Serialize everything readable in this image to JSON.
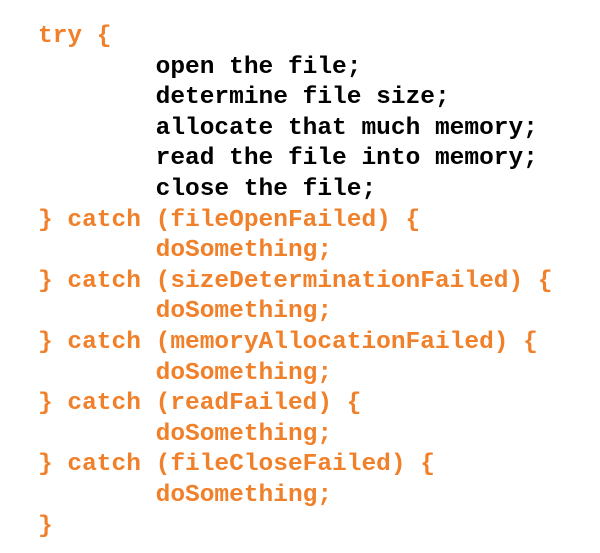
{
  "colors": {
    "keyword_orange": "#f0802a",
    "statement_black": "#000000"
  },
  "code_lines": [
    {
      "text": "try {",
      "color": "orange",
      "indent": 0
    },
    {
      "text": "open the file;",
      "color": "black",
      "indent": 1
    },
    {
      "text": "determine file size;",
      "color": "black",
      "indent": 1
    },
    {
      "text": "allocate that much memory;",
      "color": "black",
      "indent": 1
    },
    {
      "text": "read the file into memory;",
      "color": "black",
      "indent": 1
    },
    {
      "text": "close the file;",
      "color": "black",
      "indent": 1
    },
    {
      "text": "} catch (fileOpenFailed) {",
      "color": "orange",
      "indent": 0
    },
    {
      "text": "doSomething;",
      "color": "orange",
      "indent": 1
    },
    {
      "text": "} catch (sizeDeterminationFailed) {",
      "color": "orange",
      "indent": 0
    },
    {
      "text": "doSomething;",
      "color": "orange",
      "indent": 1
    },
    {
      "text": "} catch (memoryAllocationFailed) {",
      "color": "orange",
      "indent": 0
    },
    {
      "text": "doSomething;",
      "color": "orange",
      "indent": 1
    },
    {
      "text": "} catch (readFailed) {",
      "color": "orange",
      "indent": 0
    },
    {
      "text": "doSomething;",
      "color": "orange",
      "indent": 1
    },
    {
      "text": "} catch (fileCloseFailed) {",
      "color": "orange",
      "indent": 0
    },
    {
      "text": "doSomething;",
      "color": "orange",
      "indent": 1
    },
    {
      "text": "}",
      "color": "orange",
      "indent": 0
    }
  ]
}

◆ Exercise description
Which lines include the word "catch"? List them all.

◆ Solution to this exercise
      "text": "} catch (fileOpenFailed) {",
      "text": "} catch (sizeDeterminationFailed) {",
      "text": "} catch (memoryAllocationFailed) {",
      "text": "} catch (readFailed) {",
      "text": "} catch (fileCloseFailed) {",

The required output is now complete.